Перепишите все записи, приведённые ниже, строка за строкой, не меняя в них ни одного знака.

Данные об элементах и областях
┄┄┄┄┄┄
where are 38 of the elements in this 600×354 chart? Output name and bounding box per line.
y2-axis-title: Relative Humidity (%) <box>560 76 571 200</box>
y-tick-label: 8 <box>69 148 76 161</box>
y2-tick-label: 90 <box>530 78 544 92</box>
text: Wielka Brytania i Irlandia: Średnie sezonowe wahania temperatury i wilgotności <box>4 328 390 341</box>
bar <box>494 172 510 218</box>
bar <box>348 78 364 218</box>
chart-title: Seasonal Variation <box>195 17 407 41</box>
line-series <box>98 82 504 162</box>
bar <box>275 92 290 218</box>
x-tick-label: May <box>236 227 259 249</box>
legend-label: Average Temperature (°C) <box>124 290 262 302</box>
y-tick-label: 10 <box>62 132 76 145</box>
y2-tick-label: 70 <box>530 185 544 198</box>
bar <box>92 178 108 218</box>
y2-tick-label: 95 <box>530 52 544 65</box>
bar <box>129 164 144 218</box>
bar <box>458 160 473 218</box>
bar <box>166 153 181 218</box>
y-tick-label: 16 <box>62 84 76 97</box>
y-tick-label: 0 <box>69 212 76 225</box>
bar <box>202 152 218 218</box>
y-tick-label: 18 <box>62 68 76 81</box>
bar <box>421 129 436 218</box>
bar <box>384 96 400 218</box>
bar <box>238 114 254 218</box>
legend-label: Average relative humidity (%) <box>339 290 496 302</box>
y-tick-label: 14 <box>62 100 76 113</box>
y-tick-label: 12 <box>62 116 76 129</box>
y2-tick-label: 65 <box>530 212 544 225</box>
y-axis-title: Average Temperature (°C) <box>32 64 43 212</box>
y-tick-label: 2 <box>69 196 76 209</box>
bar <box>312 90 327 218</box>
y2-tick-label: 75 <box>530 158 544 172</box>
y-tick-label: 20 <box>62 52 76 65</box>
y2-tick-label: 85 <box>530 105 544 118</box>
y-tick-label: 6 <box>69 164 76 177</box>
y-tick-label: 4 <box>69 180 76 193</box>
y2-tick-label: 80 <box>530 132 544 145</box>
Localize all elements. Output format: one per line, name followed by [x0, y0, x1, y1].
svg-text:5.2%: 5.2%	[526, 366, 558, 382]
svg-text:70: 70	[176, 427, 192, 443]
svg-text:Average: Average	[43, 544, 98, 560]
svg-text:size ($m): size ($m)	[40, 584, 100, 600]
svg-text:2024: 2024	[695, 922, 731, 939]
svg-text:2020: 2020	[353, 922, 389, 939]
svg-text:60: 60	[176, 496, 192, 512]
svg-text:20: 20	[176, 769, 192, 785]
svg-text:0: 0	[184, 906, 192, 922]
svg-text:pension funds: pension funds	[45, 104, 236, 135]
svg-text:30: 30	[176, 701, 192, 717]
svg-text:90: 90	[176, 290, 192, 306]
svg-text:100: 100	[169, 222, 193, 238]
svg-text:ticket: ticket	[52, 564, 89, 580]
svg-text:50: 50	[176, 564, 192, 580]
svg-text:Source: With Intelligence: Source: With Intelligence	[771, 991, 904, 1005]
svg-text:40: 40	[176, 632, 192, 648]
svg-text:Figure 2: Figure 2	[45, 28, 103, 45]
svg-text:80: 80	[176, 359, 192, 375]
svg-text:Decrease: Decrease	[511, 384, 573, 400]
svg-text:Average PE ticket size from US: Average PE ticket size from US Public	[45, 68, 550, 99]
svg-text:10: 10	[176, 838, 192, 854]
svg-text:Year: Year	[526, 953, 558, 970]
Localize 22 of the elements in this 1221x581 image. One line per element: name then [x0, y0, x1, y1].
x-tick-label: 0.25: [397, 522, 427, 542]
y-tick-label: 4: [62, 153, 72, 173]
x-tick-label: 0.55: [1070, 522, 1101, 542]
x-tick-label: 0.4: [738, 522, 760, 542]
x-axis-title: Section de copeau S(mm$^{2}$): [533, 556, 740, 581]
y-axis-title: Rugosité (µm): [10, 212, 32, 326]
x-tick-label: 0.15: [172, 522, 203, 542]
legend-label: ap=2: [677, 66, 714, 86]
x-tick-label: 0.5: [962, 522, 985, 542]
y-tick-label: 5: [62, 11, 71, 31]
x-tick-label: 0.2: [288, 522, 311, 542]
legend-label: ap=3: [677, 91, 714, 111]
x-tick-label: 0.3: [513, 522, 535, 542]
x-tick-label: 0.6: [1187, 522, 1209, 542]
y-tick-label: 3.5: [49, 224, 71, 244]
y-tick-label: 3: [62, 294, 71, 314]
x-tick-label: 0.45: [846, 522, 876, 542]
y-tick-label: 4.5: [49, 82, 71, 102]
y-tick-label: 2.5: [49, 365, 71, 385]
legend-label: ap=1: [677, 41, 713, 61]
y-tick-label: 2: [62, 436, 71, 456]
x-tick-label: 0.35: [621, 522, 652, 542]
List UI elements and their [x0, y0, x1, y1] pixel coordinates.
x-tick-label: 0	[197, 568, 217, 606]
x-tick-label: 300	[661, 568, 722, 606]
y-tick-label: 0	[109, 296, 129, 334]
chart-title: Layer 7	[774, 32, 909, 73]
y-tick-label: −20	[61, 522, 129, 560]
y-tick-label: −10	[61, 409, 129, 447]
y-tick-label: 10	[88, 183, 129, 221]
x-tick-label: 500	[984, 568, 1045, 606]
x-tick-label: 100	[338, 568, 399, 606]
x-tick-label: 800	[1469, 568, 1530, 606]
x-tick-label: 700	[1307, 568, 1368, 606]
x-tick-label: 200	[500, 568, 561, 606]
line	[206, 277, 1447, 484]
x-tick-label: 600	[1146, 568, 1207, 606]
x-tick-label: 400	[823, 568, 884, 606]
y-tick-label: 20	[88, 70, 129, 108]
┄┄┄┄┄┄
### Письменный ответ
where are 38 of the elements in this 600×354 chart? Output name and bounding box per line.
y2-axis-title: Relative Humidity (%) <box>560 76 571 200</box>
y-tick-label: 8 <box>69 148 76 161</box>
y2-tick-label: 90 <box>530 78 544 92</box>
text: Wielka Brytania i Irlandia: Średnie sezonowe wahania temperatury i wilgotności <box>4 328 390 341</box>
bar <box>494 172 510 218</box>
bar <box>348 78 364 218</box>
chart-title: Seasonal Variation <box>195 17 407 41</box>
line-series <box>98 82 504 162</box>
bar <box>275 92 290 218</box>
x-tick-label: May <box>236 227 259 249</box>
legend-label: Average Temperature (°C) <box>124 290 262 302</box>
y-tick-label: 10 <box>62 132 76 145</box>
y2-tick-label: 70 <box>530 185 544 198</box>
bar <box>92 178 108 218</box>
y2-tick-label: 95 <box>530 52 544 65</box>
bar <box>129 164 144 218</box>
bar <box>458 160 473 218</box>
bar <box>166 153 181 218</box>
y-tick-label: 16 <box>62 84 76 97</box>
y-tick-label: 0 <box>69 212 76 225</box>
bar <box>202 152 218 218</box>
y-tick-label: 18 <box>62 68 76 81</box>
bar <box>421 129 436 218</box>
bar <box>384 96 400 218</box>
bar <box>238 114 254 218</box>
legend-label: Average relative humidity (%) <box>339 290 496 302</box>
y-tick-label: 14 <box>62 100 76 113</box>
y-tick-label: 12 <box>62 116 76 129</box>
y2-tick-label: 65 <box>530 212 544 225</box>
y-axis-title: Average Temperature (°C) <box>32 64 43 212</box>
y-tick-label: 2 <box>69 196 76 209</box>
bar <box>312 90 327 218</box>
y2-tick-label: 75 <box>530 158 544 172</box>
y-tick-label: 20 <box>62 52 76 65</box>
y2-tick-label: 85 <box>530 105 544 118</box>
y-tick-label: 6 <box>69 164 76 177</box>
y-tick-label: 4 <box>69 180 76 193</box>
y2-tick-label: 80 <box>530 132 544 145</box>
Localize all elements. Output format: one per line, name followed by [x0, y0, x1, y1].
svg-text:5.2%: 5.2%	[526, 366, 558, 382]
svg-text:70: 70	[176, 427, 192, 443]
svg-text:Average: Average	[43, 544, 98, 560]
svg-text:size ($m): size ($m)	[40, 584, 100, 600]
svg-text:2024: 2024	[695, 922, 731, 939]
svg-text:2020: 2020	[353, 922, 389, 939]
svg-text:60: 60	[176, 496, 192, 512]
svg-text:20: 20	[176, 769, 192, 785]
svg-text:0: 0	[184, 906, 192, 922]
svg-text:pension funds: pension funds	[45, 104, 236, 135]
svg-text:30: 30	[176, 701, 192, 717]
svg-text:90: 90	[176, 290, 192, 306]
svg-text:100: 100	[169, 222, 193, 238]
svg-text:ticket: ticket	[52, 564, 89, 580]
svg-text:50: 50	[176, 564, 192, 580]
svg-text:Source: With Intelligence: Source: With Intelligence	[771, 991, 904, 1005]
svg-text:40: 40	[176, 632, 192, 648]
svg-text:Figure 2: Figure 2	[45, 28, 103, 45]
svg-text:80: 80	[176, 359, 192, 375]
svg-text:Decrease: Decrease	[511, 384, 573, 400]
svg-text:Average PE ticket size from US: Average PE ticket size from US Public	[45, 68, 550, 99]
svg-text:10: 10	[176, 838, 192, 854]
svg-text:Year: Year	[526, 953, 558, 970]
Localize 22 of the elements in this 1221x581 image. One line per element: name then [x0, y0, x1, y1].
x-tick-label: 0.25: [397, 522, 427, 542]
y-tick-label: 4: [62, 153, 72, 173]
x-tick-label: 0.55: [1070, 522, 1101, 542]
x-tick-label: 0.4: [738, 522, 760, 542]
x-axis-title: Section de copeau S(mm$^{2}$): [533, 556, 740, 581]
y-axis-title: Rugosité (µm): [10, 212, 32, 326]
x-tick-label: 0.15: [172, 522, 203, 542]
legend-label: ap=2: [677, 66, 714, 86]
x-tick-label: 0.5: [962, 522, 985, 542]
y-tick-label: 5: [62, 11, 71, 31]
x-tick-label: 0.2: [288, 522, 311, 542]
legend-label: ap=3: [677, 91, 714, 111]
x-tick-label: 0.3: [513, 522, 535, 542]
x-tick-label: 0.6: [1187, 522, 1209, 542]
y-tick-label: 3.5: [49, 224, 71, 244]
y-tick-label: 3: [62, 294, 71, 314]
x-tick-label: 0.45: [846, 522, 876, 542]
y-tick-label: 4.5: [49, 82, 71, 102]
y-tick-label: 2.5: [49, 365, 71, 385]
legend-label: ap=1: [677, 41, 713, 61]
y-tick-label: 2: [62, 436, 71, 456]
x-tick-label: 0.35: [621, 522, 652, 542]
List UI elements and their [x0, y0, x1, y1] pixel coordinates.
x-tick-label: 0	[197, 568, 217, 606]
x-tick-label: 300	[661, 568, 722, 606]
y-tick-label: 0	[109, 296, 129, 334]
chart-title: Layer 7	[774, 32, 909, 73]
y-tick-label: −20	[61, 522, 129, 560]
y-tick-label: −10	[61, 409, 129, 447]
y-tick-label: 10	[88, 183, 129, 221]
x-tick-label: 500	[984, 568, 1045, 606]
x-tick-label: 100	[338, 568, 399, 606]
x-tick-label: 800	[1469, 568, 1530, 606]
x-tick-label: 700	[1307, 568, 1368, 606]
x-tick-label: 200	[500, 568, 561, 606]
line	[206, 277, 1447, 484]
x-tick-label: 600	[1146, 568, 1207, 606]
x-tick-label: 400	[823, 568, 884, 606]
y-tick-label: 20	[88, 70, 129, 108]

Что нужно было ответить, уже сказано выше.